• **Your task**: Copy the entries below exactly. Images do not belong in the copy.

━━━━━━━━

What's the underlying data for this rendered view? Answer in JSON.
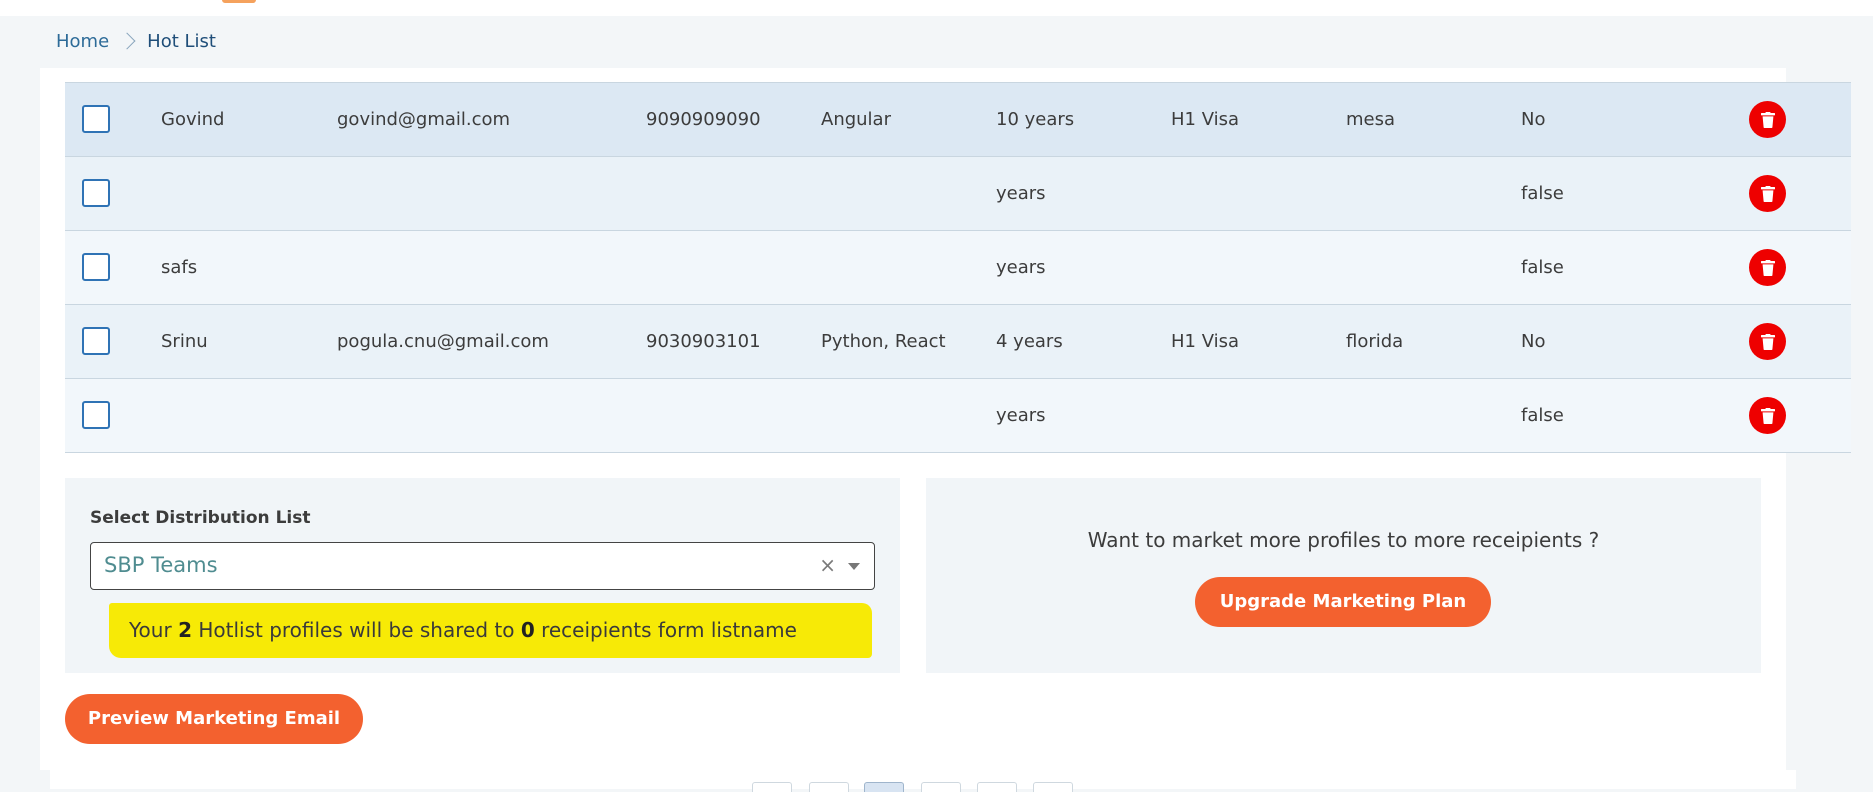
{
  "breadcrumb": {
    "home": "Home",
    "current": "Hot List"
  },
  "table": {
    "rows": [
      {
        "name": "Govind",
        "email": "govind@gmail.com",
        "phone": "9090909090",
        "skills": "Angular",
        "experience": "10 years",
        "visa": "H1 Visa",
        "location": "mesa",
        "relocate": "No"
      },
      {
        "name": "",
        "email": "",
        "phone": "",
        "skills": "",
        "experience": "years",
        "visa": "",
        "location": "",
        "relocate": "false"
      },
      {
        "name": "safs",
        "email": "",
        "phone": "",
        "skills": "",
        "experience": "years",
        "visa": "",
        "location": "",
        "relocate": "false"
      },
      {
        "name": "Srinu",
        "email": "pogula.cnu@gmail.com",
        "phone": "9030903101",
        "skills": "Python, React",
        "experience": "4 years",
        "visa": "H1 Visa",
        "location": "florida",
        "relocate": "No"
      },
      {
        "name": "",
        "email": "",
        "phone": "",
        "skills": "",
        "experience": "years",
        "visa": "",
        "location": "",
        "relocate": "false"
      }
    ]
  },
  "distribution": {
    "label": "Select Distribution List",
    "selected": "SBP Teams",
    "clear_symbol": "×",
    "share_prefix": "Your ",
    "profile_count": "2",
    "share_middle": " Hotlist profiles will be shared to ",
    "recipient_count": "0",
    "share_suffix": " receipients form listname"
  },
  "upgrade": {
    "prompt": "Want to market more profiles to more receipients ?",
    "button": "Upgrade Marketing Plan"
  },
  "preview_button": "Preview Marketing Email",
  "colors": {
    "accent": "#f3612f",
    "delete": "#ee0000",
    "highlight": "#f7ea06",
    "link": "#2d6b98"
  },
  "icons": {
    "delete": "trash-icon",
    "breadcrumb_separator": "chevron-right-icon",
    "dropdown": "caret-down-icon"
  }
}
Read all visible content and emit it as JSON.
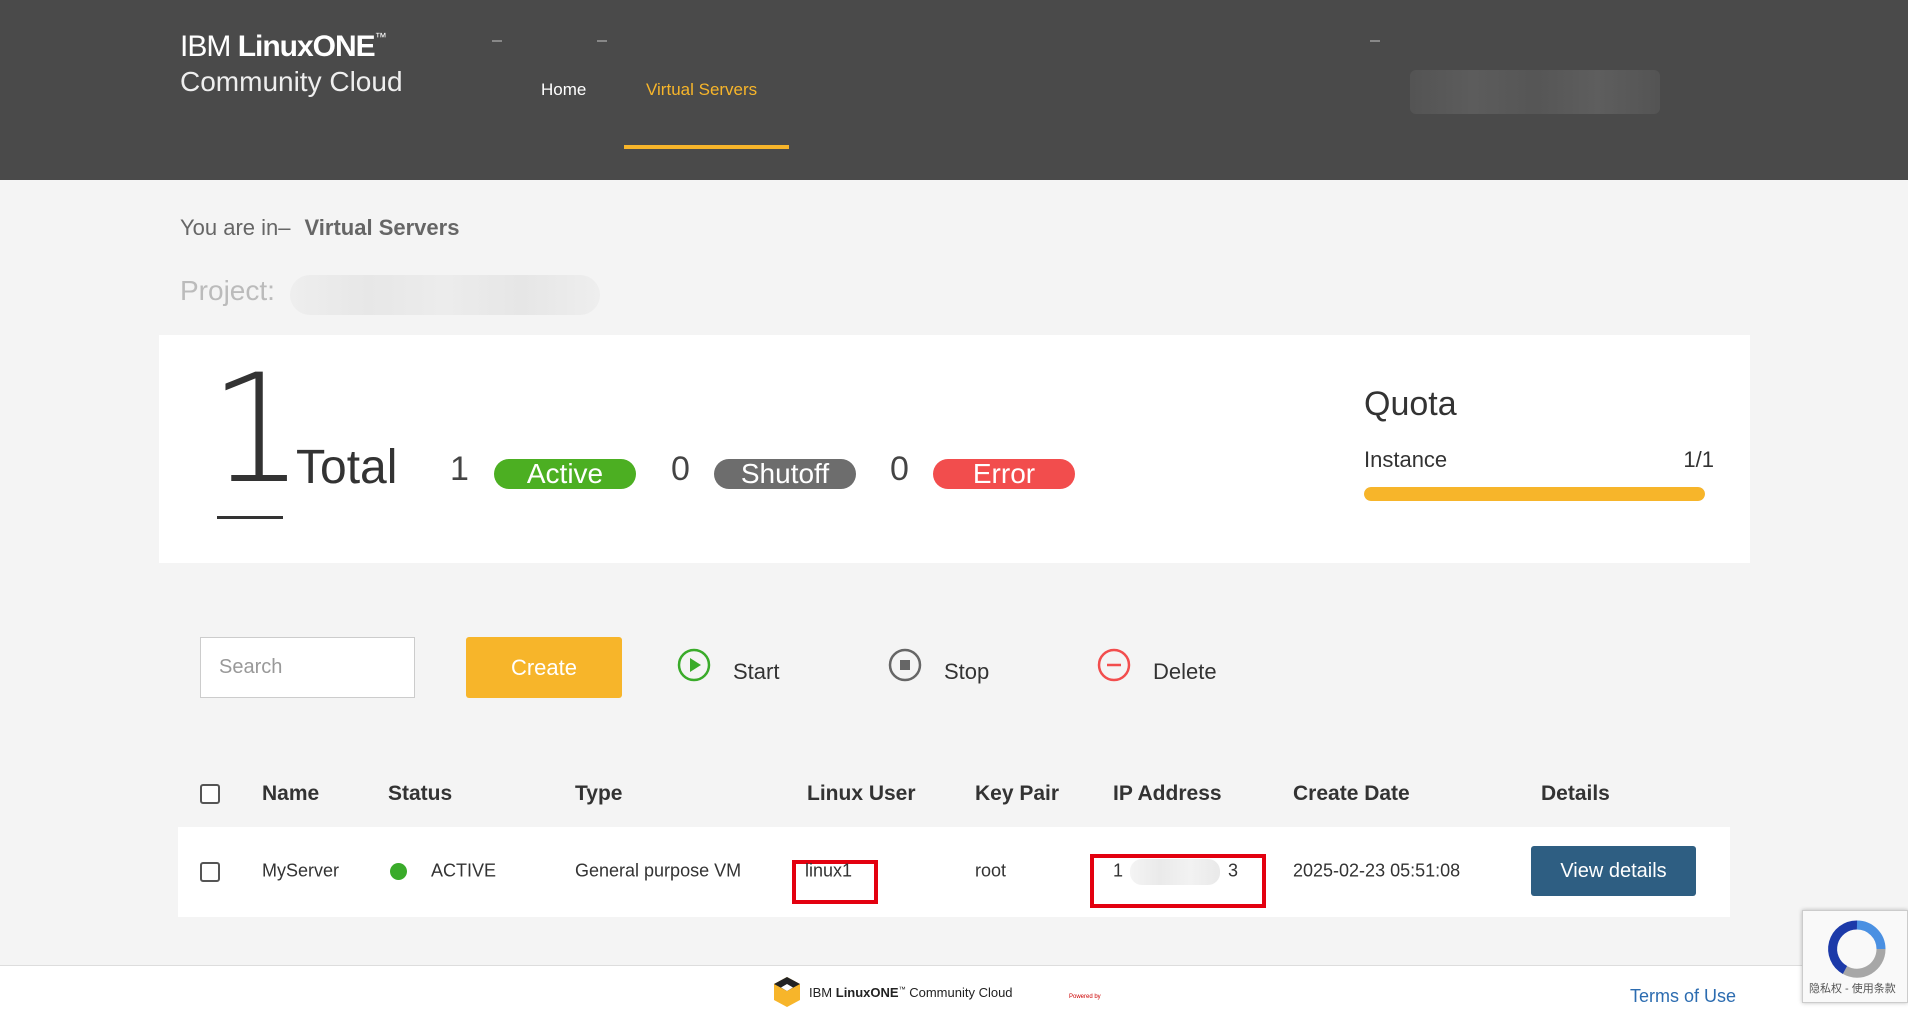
{
  "header": {
    "brand_ibm": "IBM",
    "brand_product": "LinuxONE",
    "brand_tm": "™",
    "brand_line2": "Community Cloud",
    "nav": [
      {
        "label": "Home"
      },
      {
        "label": "Virtual Servers",
        "active": true
      }
    ],
    "accent_color": "#f7b52a"
  },
  "breadcrumb": {
    "prefix": "You are in–",
    "current": "Virtual Servers"
  },
  "project": {
    "label": "Project:"
  },
  "summary": {
    "total_count": "1",
    "total_label": "Total",
    "active_count": "1",
    "active_label": "Active",
    "shutoff_count": "0",
    "shutoff_label": "Shutoff",
    "error_count": "0",
    "error_label": "Error",
    "colors": {
      "active": "#4caf22",
      "shutoff": "#6d6d6d",
      "error": "#f24d4d"
    }
  },
  "quota": {
    "title": "Quota",
    "instance_label": "Instance",
    "instance_value": "1/1",
    "used_fraction": 1.0
  },
  "toolbar": {
    "search_placeholder": "Search",
    "create_label": "Create",
    "start_label": "Start",
    "stop_label": "Stop",
    "delete_label": "Delete",
    "icons": {
      "start": "play-circle-icon",
      "stop": "stop-circle-icon",
      "delete": "minus-circle-icon"
    }
  },
  "table": {
    "columns": [
      "Name",
      "Status",
      "Type",
      "Linux User",
      "Key Pair",
      "IP Address",
      "Create Date",
      "Details"
    ],
    "rows": [
      {
        "name": "MyServer",
        "status": "ACTIVE",
        "type": "General purpose VM",
        "linux_user": "linux1",
        "key_pair": "root",
        "ip_start": "1",
        "ip_end": "3",
        "create_date": "2025-02-23 05:51:08",
        "details_label": "View details"
      }
    ]
  },
  "footer": {
    "logo_ibm": "IBM",
    "logo_product": "LinuxONE",
    "logo_tm": "™",
    "logo_rest": "Community Cloud",
    "powered_by": "Powered by",
    "terms_label": "Terms of Use"
  },
  "recaptcha": {
    "text": "隐私权 - 使用条款"
  }
}
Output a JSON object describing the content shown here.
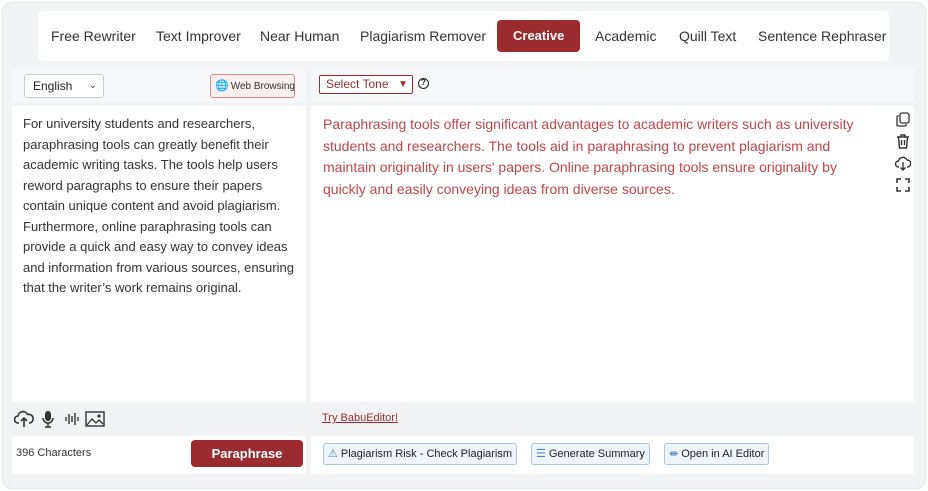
{
  "modes": [
    "Free Rewriter",
    "Text Improver",
    "Near Human",
    "Plagiarism Remover",
    "Creative",
    "Academic",
    "Quill Text",
    "Sentence Rephraser"
  ],
  "active_mode": "Creative",
  "input": {
    "language": "English",
    "web_browsing_label": "Web Browsing",
    "text": "For university students and researchers, paraphrasing tools can greatly benefit their academic writing tasks. The tools help users reword paragraphs to ensure their papers contain unique content and avoid plagiarism. Furthermore, online paraphrasing tools can provide a quick and easy way to convey ideas and information from various sources, ensuring that the writer’s work remains original.",
    "char_count": "396 Characters",
    "paraphrase_label": "Paraphrase",
    "tool_icons": [
      "upload-cloud-icon",
      "microphone-icon",
      "audio-wave-icon",
      "image-icon"
    ]
  },
  "output": {
    "tone_label": "Select Tone",
    "text": "Paraphrasing tools offer significant advantages to academic writers such as university students and researchers. The tools aid in paraphrasing to prevent plagiarism and maintain originality in users' papers. Online paraphrasing tools ensure originality by quickly and easily conveying ideas from diverse sources.",
    "side_icons": [
      "copy-icon",
      "trash-icon",
      "download-cloud-icon",
      "fullscreen-icon"
    ],
    "try_link": "Try BabuEditor!",
    "actions": [
      "Plagiarism Risk - Check Plagiarism",
      "Generate Summary",
      "Open in AI Editor"
    ]
  },
  "colors": {
    "accent": "#9c2b2f",
    "output_text": "#c0454c",
    "chip_border": "#a9c7e4"
  }
}
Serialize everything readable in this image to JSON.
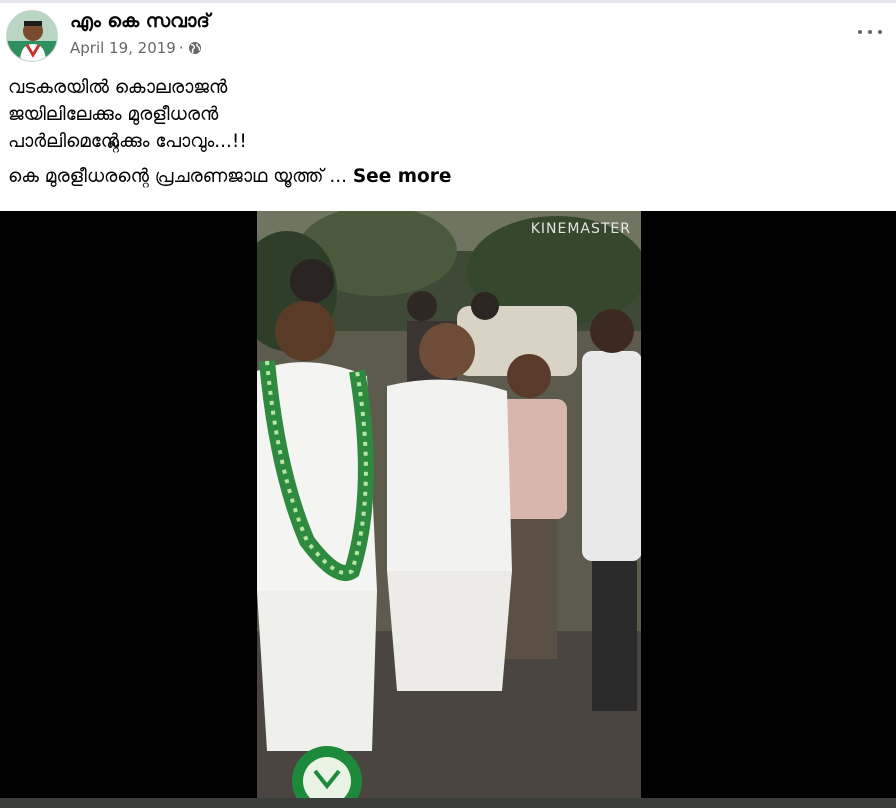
{
  "post": {
    "author": "എം കെ സവാദ്",
    "date": "April 19, 2019",
    "separator": "·",
    "privacy_icon": "globe-icon",
    "more_icon": "more-options-icon",
    "text_lines": [
      "വടകരയിൽ കൊലരാജൻ",
      "ജയിലിലേക്കും മുരളീധരൻ",
      "പാർലിമെന്റ്ലേക്കും പോവും...!!"
    ],
    "text_last": "കെ മുരളീധരന്റെ പ്രചരണജാഥ യൂത്ത് ...",
    "see_more": "See more"
  },
  "video": {
    "watermark": "KINEMASTER"
  },
  "colors": {
    "text": "#050505",
    "secondary": "#65676b",
    "media_bg": "#000000"
  }
}
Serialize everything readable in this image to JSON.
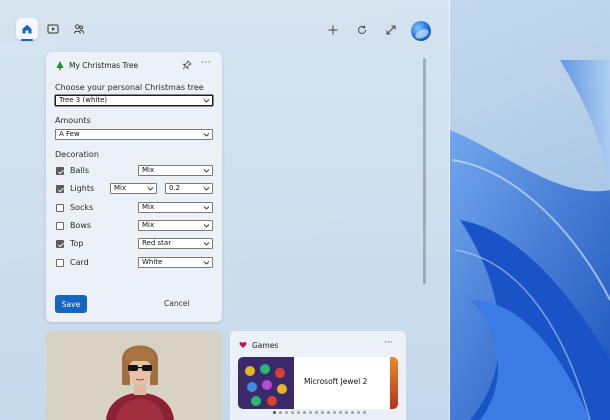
{
  "widget": {
    "title": "My Christmas Tree",
    "choose_label": "Choose your personal Christmas tree",
    "tree_value": "Tree 3 (white)",
    "amounts_label": "Amounts",
    "amounts_value": "A Few",
    "decoration_label": "Decoration",
    "items": [
      {
        "label": "Balls",
        "checked": true,
        "value": "Mix"
      },
      {
        "label": "Lights",
        "checked": true,
        "mode": "Mix",
        "value": "0.2"
      },
      {
        "label": "Socks",
        "checked": false,
        "value": "Mix"
      },
      {
        "label": "Bows",
        "checked": false,
        "value": "Mix"
      },
      {
        "label": "Top",
        "checked": true,
        "value": "Red star"
      },
      {
        "label": "Card",
        "checked": false,
        "value": "White"
      }
    ],
    "save_label": "Save",
    "cancel_label": "Cancel",
    "more_glyph": "···"
  },
  "games": {
    "title": "Games",
    "game_name": "Microsoft Jewel 2",
    "more_glyph": "···"
  },
  "colors": {
    "accent": "#1565c0",
    "panel": "#d6e4f0",
    "wallpaper_bloom": "#1f5fd0"
  },
  "icons": {
    "tab_home": "home-icon",
    "tab_video": "play-icon",
    "tab_people": "people-icon",
    "add": "plus-icon",
    "refresh": "refresh-icon",
    "expand": "expand-icon",
    "pin": "pin-icon"
  }
}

━━━━━━━━

• **Written response**:
What's the underlying data for this rendered view? Answer in JSON.
{
  "breadcrumb": {
    "home": "Home",
    "current": "Hot List"
  },
  "table": {
    "rows": [
      {
        "name": "Govind",
        "email": "govind@gmail.com",
        "phone": "9090909090",
        "skills": "Angular",
        "experience": "10 years",
        "visa": "H1 Visa",
        "location": "mesa",
        "relocate": "No"
      },
      {
        "name": "",
        "email": "",
        "phone": "",
        "skills": "",
        "experience": "years",
        "visa": "",
        "location": "",
        "relocate": "false"
      },
      {
        "name": "safs",
        "email": "",
        "phone": "",
        "skills": "",
        "experience": "years",
        "visa": "",
        "location": "",
        "relocate": "false"
      },
      {
        "name": "Srinu",
        "email": "pogula.cnu@gmail.com",
        "phone": "9030903101",
        "skills": "Python, React",
        "experience": "4 years",
        "visa": "H1 Visa",
        "location": "florida",
        "relocate": "No"
      },
      {
        "name": "",
        "email": "",
        "phone": "",
        "skills": "",
        "experience": "years",
        "visa": "",
        "location": "",
        "relocate": "false"
      }
    ]
  },
  "distribution": {
    "label": "Select Distribution List",
    "selected": "SBP Teams",
    "clear_symbol": "×",
    "share_prefix": "Your ",
    "profile_count": "2",
    "share_middle": " Hotlist profiles will be shared to ",
    "recipient_count": "0",
    "share_suffix": " receipients form listname"
  },
  "upgrade": {
    "prompt": "Want to market more profiles to more receipients ?",
    "button": "Upgrade Marketing Plan"
  },
  "preview_button": "Preview Marketing Email",
  "colors": {
    "accent": "#f3612f",
    "delete": "#ee0000",
    "highlight": "#f7ea06",
    "link": "#2d6b98"
  },
  "icons": {
    "delete": "trash-icon",
    "breadcrumb_separator": "chevron-right-icon",
    "dropdown": "caret-down-icon"
  }
}
Read all visible content and emit it as JSON.
{
  "header": {
    "brand_ibm": "IBM",
    "brand_product": "LinuxONE",
    "brand_tm": "™",
    "brand_line2": "Community Cloud",
    "nav": [
      {
        "label": "Home"
      },
      {
        "label": "Virtual Servers",
        "active": true
      }
    ],
    "accent_color": "#f7b52a"
  },
  "breadcrumb": {
    "prefix": "You are in–",
    "current": "Virtual Servers"
  },
  "project": {
    "label": "Project:"
  },
  "summary": {
    "total_count": "1",
    "total_label": "Total",
    "active_count": "1",
    "active_label": "Active",
    "shutoff_count": "0",
    "shutoff_label": "Shutoff",
    "error_count": "0",
    "error_label": "Error",
    "colors": {
      "active": "#4caf22",
      "shutoff": "#6d6d6d",
      "error": "#f24d4d"
    }
  },
  "quota": {
    "title": "Quota",
    "instance_label": "Instance",
    "instance_value": "1/1",
    "used_fraction": 1.0
  },
  "toolbar": {
    "search_placeholder": "Search",
    "create_label": "Create",
    "start_label": "Start",
    "stop_label": "Stop",
    "delete_label": "Delete",
    "icons": {
      "start": "play-circle-icon",
      "stop": "stop-circle-icon",
      "delete": "minus-circle-icon"
    }
  },
  "table": {
    "columns": [
      "Name",
      "Status",
      "Type",
      "Linux User",
      "Key Pair",
      "IP Address",
      "Create Date",
      "Details"
    ],
    "rows": [
      {
        "name": "MyServer",
        "status": "ACTIVE",
        "type": "General purpose VM",
        "linux_user": "linux1",
        "key_pair": "root",
        "ip_start": "1",
        "ip_end": "3",
        "create_date": "2025-02-23 05:51:08",
        "details_label": "View details"
      }
    ]
  },
  "footer": {
    "logo_ibm": "IBM",
    "logo_product": "LinuxONE",
    "logo_tm": "™",
    "logo_rest": "Community Cloud",
    "powered_by": "Powered by",
    "terms_label": "Terms of Use"
  },
  "recaptcha": {
    "text": "隐私权 - 使用条款"
  }
}
Output a JSON object describing the content shown here.
{
  "modes": [
    "Free Rewriter",
    "Text Improver",
    "Near Human",
    "Plagiarism Remover",
    "Creative",
    "Academic",
    "Quill Text",
    "Sentence Rephraser"
  ],
  "active_mode": "Creative",
  "input": {
    "language": "English",
    "web_browsing_label": "Web Browsing",
    "text": "For university students and researchers, paraphrasing tools can greatly benefit their academic writing tasks. The tools help users reword paragraphs to ensure their papers contain unique content and avoid plagiarism. Furthermore, online paraphrasing tools can provide a quick and easy way to convey ideas and information from various sources, ensuring that the writer’s work remains original.",
    "char_count": "396 Characters",
    "paraphrase_label": "Paraphrase",
    "tool_icons": [
      "upload-cloud-icon",
      "microphone-icon",
      "audio-wave-icon",
      "image-icon"
    ]
  },
  "output": {
    "tone_label": "Select Tone",
    "text": "Paraphrasing tools offer significant advantages to academic writers such as university students and researchers. The tools aid in paraphrasing to prevent plagiarism and maintain originality in users' papers. Online paraphrasing tools ensure originality by quickly and easily conveying ideas from diverse sources.",
    "side_icons": [
      "copy-icon",
      "trash-icon",
      "download-cloud-icon",
      "fullscreen-icon"
    ],
    "try_link": "Try BabuEditor!",
    "actions": [
      "Plagiarism Risk - Check Plagiarism",
      "Generate Summary",
      "Open in AI Editor"
    ]
  },
  "colors": {
    "accent": "#9c2b2f",
    "output_text": "#c0454c",
    "chip_border": "#a9c7e4"
  }
}
Serialize everything readable in this image to JSON.
{
  "post": {
    "author": "എം കെ സവാദ്",
    "date": "April 19, 2019",
    "separator": "·",
    "privacy_icon": "globe-icon",
    "more_icon": "more-options-icon",
    "text_lines": [
      "വടകരയിൽ കൊലരാജൻ",
      "ജയിലിലേക്കും മുരളീധരൻ",
      "പാർലിമെന്റ്ലേക്കും പോവും...!!"
    ],
    "text_last": "കെ മുരളീധരന്റെ പ്രചരണജാഥ യൂത്ത് ...",
    "see_more": "See more"
  },
  "video": {
    "watermark": "KINEMASTER"
  },
  "colors": {
    "text": "#050505",
    "secondary": "#65676b",
    "media_bg": "#000000"
  }
}
Serialize everything readable in this image to JSON.
{
  "widget": {
    "title": "My Christmas Tree",
    "choose_label": "Choose your personal Christmas tree",
    "tree_value": "Tree 3 (white)",
    "amounts_label": "Amounts",
    "amounts_value": "A Few",
    "decoration_label": "Decoration",
    "items": [
      {
        "label": "Balls",
        "checked": true,
        "value": "Mix"
      },
      {
        "label": "Lights",
        "checked": true,
        "mode": "Mix",
        "value": "0.2"
      },
      {
        "label": "Socks",
        "checked": false,
        "value": "Mix"
      },
      {
        "label": "Bows",
        "checked": false,
        "value": "Mix"
      },
      {
        "label": "Top",
        "checked": true,
        "value": "Red star"
      },
      {
        "label": "Card",
        "checked": false,
        "value": "White"
      }
    ],
    "save_label": "Save",
    "cancel_label": "Cancel",
    "more_glyph": "···"
  },
  "games": {
    "title": "Games",
    "game_name": "Microsoft Jewel 2",
    "more_glyph": "···"
  },
  "colors": {
    "accent": "#1565c0",
    "panel": "#d6e4f0",
    "wallpaper_bloom": "#1f5fd0"
  },
  "icons": {
    "tab_home": "home-icon",
    "tab_video": "play-icon",
    "tab_people": "people-icon",
    "add": "plus-icon",
    "refresh": "refresh-icon",
    "expand": "expand-icon",
    "pin": "pin-icon"
  }
}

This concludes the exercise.